** Exercise prompt **
How many lines in the records below hold the string "Serviço"? Please answer with the number and nothing more.
==============================
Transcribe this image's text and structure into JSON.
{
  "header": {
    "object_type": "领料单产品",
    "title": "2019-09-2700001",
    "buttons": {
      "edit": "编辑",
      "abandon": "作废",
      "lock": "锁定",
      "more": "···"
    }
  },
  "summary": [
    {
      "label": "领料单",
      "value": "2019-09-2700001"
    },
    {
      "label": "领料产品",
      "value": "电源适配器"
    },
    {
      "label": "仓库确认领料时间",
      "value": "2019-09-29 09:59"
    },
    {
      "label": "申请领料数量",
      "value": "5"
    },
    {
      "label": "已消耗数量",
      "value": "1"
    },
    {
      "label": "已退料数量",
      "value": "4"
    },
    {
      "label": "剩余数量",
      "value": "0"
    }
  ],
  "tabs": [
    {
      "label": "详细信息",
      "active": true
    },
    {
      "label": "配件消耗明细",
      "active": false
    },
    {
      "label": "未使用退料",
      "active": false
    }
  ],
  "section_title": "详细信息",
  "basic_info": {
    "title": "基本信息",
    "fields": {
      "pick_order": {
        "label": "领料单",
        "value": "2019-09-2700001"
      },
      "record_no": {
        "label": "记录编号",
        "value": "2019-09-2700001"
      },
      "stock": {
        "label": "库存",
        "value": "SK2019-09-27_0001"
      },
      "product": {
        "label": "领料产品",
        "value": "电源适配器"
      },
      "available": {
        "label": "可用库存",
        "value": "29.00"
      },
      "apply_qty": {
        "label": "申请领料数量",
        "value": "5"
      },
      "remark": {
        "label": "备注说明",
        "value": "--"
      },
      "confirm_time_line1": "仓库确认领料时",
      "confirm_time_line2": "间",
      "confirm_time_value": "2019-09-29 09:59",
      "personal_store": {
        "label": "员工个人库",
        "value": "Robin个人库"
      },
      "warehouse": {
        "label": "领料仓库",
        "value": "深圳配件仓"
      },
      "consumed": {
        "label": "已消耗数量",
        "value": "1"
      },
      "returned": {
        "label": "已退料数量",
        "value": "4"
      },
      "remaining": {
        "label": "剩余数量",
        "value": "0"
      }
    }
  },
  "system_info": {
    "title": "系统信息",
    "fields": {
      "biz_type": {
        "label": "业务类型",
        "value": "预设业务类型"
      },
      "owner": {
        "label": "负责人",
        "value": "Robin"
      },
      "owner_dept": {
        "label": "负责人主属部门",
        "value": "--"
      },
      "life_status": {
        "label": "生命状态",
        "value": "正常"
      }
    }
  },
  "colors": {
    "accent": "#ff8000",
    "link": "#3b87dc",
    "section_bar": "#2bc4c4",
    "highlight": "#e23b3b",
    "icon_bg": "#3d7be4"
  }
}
==============================
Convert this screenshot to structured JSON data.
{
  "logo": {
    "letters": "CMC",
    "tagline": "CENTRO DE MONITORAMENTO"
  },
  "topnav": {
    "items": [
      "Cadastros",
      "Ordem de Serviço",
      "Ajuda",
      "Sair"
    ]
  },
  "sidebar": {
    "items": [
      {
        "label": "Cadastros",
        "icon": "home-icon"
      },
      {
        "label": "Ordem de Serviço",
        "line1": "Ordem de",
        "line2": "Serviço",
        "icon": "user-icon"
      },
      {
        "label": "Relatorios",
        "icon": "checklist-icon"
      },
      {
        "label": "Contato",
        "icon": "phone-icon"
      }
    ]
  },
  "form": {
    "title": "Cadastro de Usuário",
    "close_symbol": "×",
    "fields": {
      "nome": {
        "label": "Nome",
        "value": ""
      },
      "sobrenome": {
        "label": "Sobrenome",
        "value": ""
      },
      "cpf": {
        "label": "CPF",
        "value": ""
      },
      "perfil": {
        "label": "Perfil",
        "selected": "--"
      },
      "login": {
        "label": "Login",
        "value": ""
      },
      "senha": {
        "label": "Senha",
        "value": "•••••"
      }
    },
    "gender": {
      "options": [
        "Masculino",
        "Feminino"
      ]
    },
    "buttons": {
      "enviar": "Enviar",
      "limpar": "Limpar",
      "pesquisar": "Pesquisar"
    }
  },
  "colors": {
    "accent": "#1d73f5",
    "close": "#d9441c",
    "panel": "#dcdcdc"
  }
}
==============================
** Answer for this exercise **
3